### Data supplied
· · · ·

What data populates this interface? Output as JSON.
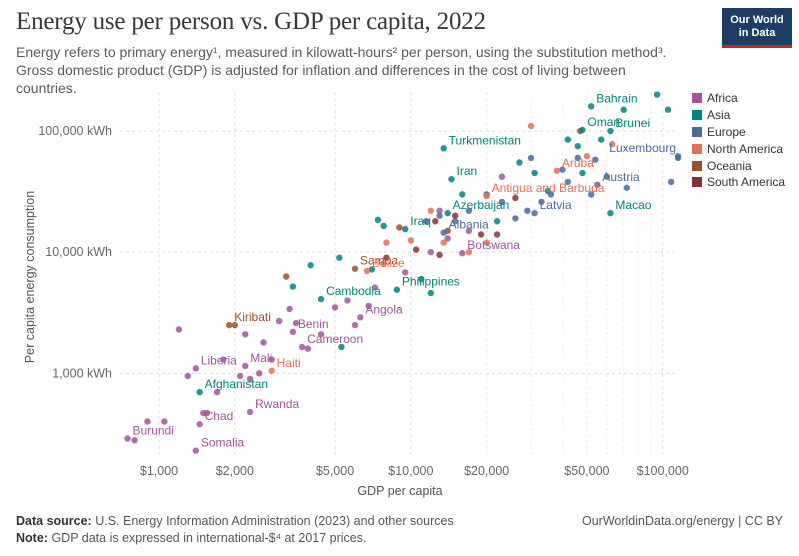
{
  "header": {
    "title": "Energy use per person vs. GDP per capita, 2022",
    "subtitle": "Energy refers to primary energy¹, measured in kilowatt-hours² per person, using the substitution method³. Gross domestic product (GDP) is adjusted for inflation and differences in the cost of living between countries.",
    "logo_line1": "Our World",
    "logo_line2": "in Data"
  },
  "footer": {
    "source_label": "Data source:",
    "source_text": "U.S. Energy Information Administration (2023) and other sources",
    "note_label": "Note:",
    "note_text": "GDP data is expressed in international-$⁴ at 2017 prices.",
    "credit": "OurWorldinData.org/energy | CC BY"
  },
  "colors": {
    "Africa": "#a2559c",
    "Asia": "#00847e",
    "Europe": "#4c6a9c",
    "North America": "#e56e5a",
    "Oceania": "#9a5129",
    "South America": "#883039",
    "grid": "#dddddd",
    "axis": "#666666"
  },
  "chart_data": {
    "type": "scatter",
    "title": "Energy use per person vs. GDP per capita, 2022",
    "xlabel": "GDP per capita",
    "ylabel": "Per capita energy consumption",
    "x_scale": "log",
    "y_scale": "log",
    "xlim": [
      700,
      115000
    ],
    "ylim": [
      200,
      210000
    ],
    "x_ticks": [
      1000,
      2000,
      5000,
      10000,
      20000,
      50000,
      100000
    ],
    "x_tick_labels": [
      "$1,000",
      "$2,000",
      "$5,000",
      "$10,000",
      "$20,000",
      "$50,000",
      "$100,000"
    ],
    "y_ticks": [
      1000,
      10000,
      100000
    ],
    "y_tick_labels": [
      "1,000 kWh",
      "10,000 kWh",
      "100,000 kWh"
    ],
    "grid": true,
    "legend_position": "right",
    "regions": [
      "Africa",
      "Asia",
      "Europe",
      "North America",
      "Oceania",
      "South America"
    ],
    "labeled_points": [
      {
        "label": "Bahrain",
        "region": "Asia",
        "x": 52000,
        "y": 160000
      },
      {
        "label": "Oman",
        "region": "Asia",
        "x": 48000,
        "y": 102000
      },
      {
        "label": "Brunei",
        "region": "Asia",
        "x": 62000,
        "y": 100000
      },
      {
        "label": "Turkmenistan",
        "region": "Asia",
        "x": 13500,
        "y": 72000
      },
      {
        "label": "Luxembourg",
        "region": "Europe",
        "x": 115000,
        "y": 62000
      },
      {
        "label": "Iran",
        "region": "Asia",
        "x": 14500,
        "y": 40000
      },
      {
        "label": "Aruba",
        "region": "North America",
        "x": 38000,
        "y": 47000
      },
      {
        "label": "Austria",
        "region": "Europe",
        "x": 55000,
        "y": 36000
      },
      {
        "label": "Antigua and Barbuda",
        "region": "North America",
        "x": 20000,
        "y": 29000
      },
      {
        "label": "Azerbaijan",
        "region": "Asia",
        "x": 14000,
        "y": 21000
      },
      {
        "label": "Latvia",
        "region": "Europe",
        "x": 31000,
        "y": 21000
      },
      {
        "label": "Macao",
        "region": "Asia",
        "x": 62000,
        "y": 21000
      },
      {
        "label": "Iraq",
        "region": "Asia",
        "x": 9500,
        "y": 15500
      },
      {
        "label": "Albania",
        "region": "Europe",
        "x": 13500,
        "y": 14500
      },
      {
        "label": "Botswana",
        "region": "Africa",
        "x": 16000,
        "y": 9800
      },
      {
        "label": "Samoa",
        "region": "Oceania",
        "x": 6000,
        "y": 7300
      },
      {
        "label": "Belize",
        "region": "North America",
        "x": 6700,
        "y": 7000
      },
      {
        "label": "Philippines",
        "region": "Asia",
        "x": 8800,
        "y": 4900
      },
      {
        "label": "Cambodia",
        "region": "Asia",
        "x": 4400,
        "y": 4100
      },
      {
        "label": "Angola",
        "region": "Africa",
        "x": 6300,
        "y": 2900
      },
      {
        "label": "Kiribati",
        "region": "Oceania",
        "x": 1900,
        "y": 2500
      },
      {
        "label": "Benin",
        "region": "Africa",
        "x": 3400,
        "y": 2200
      },
      {
        "label": "Cameroon",
        "region": "Africa",
        "x": 3700,
        "y": 1650
      },
      {
        "label": "Liberia",
        "region": "Africa",
        "x": 1400,
        "y": 1100
      },
      {
        "label": "Mali",
        "region": "Africa",
        "x": 2200,
        "y": 1150
      },
      {
        "label": "Haiti",
        "region": "North America",
        "x": 2800,
        "y": 1050
      },
      {
        "label": "Afghanistan",
        "region": "Asia",
        "x": 1450,
        "y": 700
      },
      {
        "label": "Rwanda",
        "region": "Africa",
        "x": 2300,
        "y": 480
      },
      {
        "label": "Chad",
        "region": "Africa",
        "x": 1450,
        "y": 380
      },
      {
        "label": "Burundi",
        "region": "Africa",
        "x": 750,
        "y": 290
      },
      {
        "label": "Somalia",
        "region": "Africa",
        "x": 1400,
        "y": 230
      }
    ],
    "points": [
      {
        "region": "Asia",
        "x": 95000,
        "y": 200000
      },
      {
        "region": "Asia",
        "x": 70000,
        "y": 150000
      },
      {
        "region": "Asia",
        "x": 105000,
        "y": 150000
      },
      {
        "region": "Asia",
        "x": 57000,
        "y": 85000
      },
      {
        "region": "Asia",
        "x": 46000,
        "y": 75000
      },
      {
        "region": "Asia",
        "x": 115000,
        "y": 60000
      },
      {
        "region": "Asia",
        "x": 27000,
        "y": 55000
      },
      {
        "region": "Asia",
        "x": 35000,
        "y": 32000
      },
      {
        "region": "Asia",
        "x": 7400,
        "y": 18500
      },
      {
        "region": "Asia",
        "x": 7800,
        "y": 16500
      },
      {
        "region": "Asia",
        "x": 5200,
        "y": 9000
      },
      {
        "region": "Asia",
        "x": 7000,
        "y": 7200
      },
      {
        "region": "Asia",
        "x": 11000,
        "y": 6000
      },
      {
        "region": "Asia",
        "x": 12000,
        "y": 4600
      },
      {
        "region": "Asia",
        "x": 5300,
        "y": 1650
      },
      {
        "region": "Asia",
        "x": 4000,
        "y": 7800
      },
      {
        "region": "Asia",
        "x": 3400,
        "y": 5200
      },
      {
        "region": "Asia",
        "x": 48000,
        "y": 45000
      },
      {
        "region": "Asia",
        "x": 22000,
        "y": 18000
      },
      {
        "region": "Asia",
        "x": 16000,
        "y": 30000
      },
      {
        "region": "Asia",
        "x": 31000,
        "y": 45000
      },
      {
        "region": "Asia",
        "x": 42000,
        "y": 85000
      },
      {
        "region": "Europe",
        "x": 108000,
        "y": 38000
      },
      {
        "region": "Europe",
        "x": 72000,
        "y": 34000
      },
      {
        "region": "Europe",
        "x": 60000,
        "y": 42000
      },
      {
        "region": "Europe",
        "x": 54000,
        "y": 58000
      },
      {
        "region": "Europe",
        "x": 46000,
        "y": 60000
      },
      {
        "region": "Europe",
        "x": 42000,
        "y": 38000
      },
      {
        "region": "Europe",
        "x": 36000,
        "y": 30000
      },
      {
        "region": "Europe",
        "x": 33000,
        "y": 26000
      },
      {
        "region": "Europe",
        "x": 29000,
        "y": 22000
      },
      {
        "region": "Europe",
        "x": 26000,
        "y": 19000
      },
      {
        "region": "Europe",
        "x": 23000,
        "y": 26000
      },
      {
        "region": "Europe",
        "x": 20000,
        "y": 30000
      },
      {
        "region": "Europe",
        "x": 17000,
        "y": 22000
      },
      {
        "region": "Europe",
        "x": 15000,
        "y": 18000
      },
      {
        "region": "Europe",
        "x": 13000,
        "y": 20000
      },
      {
        "region": "Europe",
        "x": 11500,
        "y": 18000
      },
      {
        "region": "Europe",
        "x": 30000,
        "y": 60000
      },
      {
        "region": "Europe",
        "x": 40000,
        "y": 48000
      },
      {
        "region": "Europe",
        "x": 52000,
        "y": 30000
      },
      {
        "region": "North America",
        "x": 30000,
        "y": 110000
      },
      {
        "region": "North America",
        "x": 63000,
        "y": 78000
      },
      {
        "region": "North America",
        "x": 50000,
        "y": 62000
      },
      {
        "region": "North America",
        "x": 12000,
        "y": 22000
      },
      {
        "region": "North America",
        "x": 10000,
        "y": 12500
      },
      {
        "region": "North America",
        "x": 13500,
        "y": 12000
      },
      {
        "region": "North America",
        "x": 17000,
        "y": 10000
      },
      {
        "region": "North America",
        "x": 20000,
        "y": 12000
      },
      {
        "region": "North America",
        "x": 8000,
        "y": 12000
      },
      {
        "region": "North America",
        "x": 7800,
        "y": 8000
      },
      {
        "region": "Oceania",
        "x": 2000,
        "y": 2500
      },
      {
        "region": "Oceania",
        "x": 3200,
        "y": 6300
      },
      {
        "region": "Oceania",
        "x": 9000,
        "y": 16000
      },
      {
        "region": "Oceania",
        "x": 14000,
        "y": 15000
      },
      {
        "region": "Oceania",
        "x": 47000,
        "y": 100000
      },
      {
        "region": "South America",
        "x": 26000,
        "y": 28000
      },
      {
        "region": "South America",
        "x": 22000,
        "y": 14000
      },
      {
        "region": "South America",
        "x": 19000,
        "y": 14000
      },
      {
        "region": "South America",
        "x": 15000,
        "y": 20000
      },
      {
        "region": "South America",
        "x": 12500,
        "y": 18000
      },
      {
        "region": "South America",
        "x": 10500,
        "y": 10500
      },
      {
        "region": "South America",
        "x": 8000,
        "y": 9000
      },
      {
        "region": "South America",
        "x": 13000,
        "y": 9500
      },
      {
        "region": "Africa",
        "x": 1200,
        "y": 2300
      },
      {
        "region": "Africa",
        "x": 900,
        "y": 400
      },
      {
        "region": "Africa",
        "x": 800,
        "y": 280
      },
      {
        "region": "Africa",
        "x": 1050,
        "y": 400
      },
      {
        "region": "Africa",
        "x": 1550,
        "y": 470
      },
      {
        "region": "Africa",
        "x": 1700,
        "y": 700
      },
      {
        "region": "Africa",
        "x": 1800,
        "y": 1300
      },
      {
        "region": "Africa",
        "x": 2100,
        "y": 950
      },
      {
        "region": "Africa",
        "x": 2300,
        "y": 900
      },
      {
        "region": "Africa",
        "x": 2500,
        "y": 1000
      },
      {
        "region": "Africa",
        "x": 2200,
        "y": 2100
      },
      {
        "region": "Africa",
        "x": 2800,
        "y": 1300
      },
      {
        "region": "Africa",
        "x": 3000,
        "y": 2700
      },
      {
        "region": "Africa",
        "x": 3300,
        "y": 3400
      },
      {
        "region": "Africa",
        "x": 3500,
        "y": 2600
      },
      {
        "region": "Africa",
        "x": 3900,
        "y": 1600
      },
      {
        "region": "Africa",
        "x": 4400,
        "y": 2100
      },
      {
        "region": "Africa",
        "x": 5000,
        "y": 3500
      },
      {
        "region": "Africa",
        "x": 5600,
        "y": 4000
      },
      {
        "region": "Africa",
        "x": 6000,
        "y": 2500
      },
      {
        "region": "Africa",
        "x": 6800,
        "y": 3600
      },
      {
        "region": "Africa",
        "x": 7200,
        "y": 5100
      },
      {
        "region": "Africa",
        "x": 9500,
        "y": 6800
      },
      {
        "region": "Africa",
        "x": 12000,
        "y": 10000
      },
      {
        "region": "Africa",
        "x": 14000,
        "y": 13000
      },
      {
        "region": "Africa",
        "x": 17000,
        "y": 15000
      },
      {
        "region": "Africa",
        "x": 23000,
        "y": 42000
      },
      {
        "region": "Africa",
        "x": 13000,
        "y": 22000
      },
      {
        "region": "Africa",
        "x": 1500,
        "y": 470
      },
      {
        "region": "Africa",
        "x": 1300,
        "y": 950
      },
      {
        "region": "Africa",
        "x": 2600,
        "y": 1800
      }
    ]
  }
}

· · · ·

### Exercise
Copy each line of the entries that includes the word "capita".

### Exercise result
    "title": "Energy use per person vs. GDP per capita, 2022",
    "title": "Energy use per person vs. GDP per capita, 2022",
    "xlabel": "GDP per capita",
    "ylabel": "Per capita energy consumption",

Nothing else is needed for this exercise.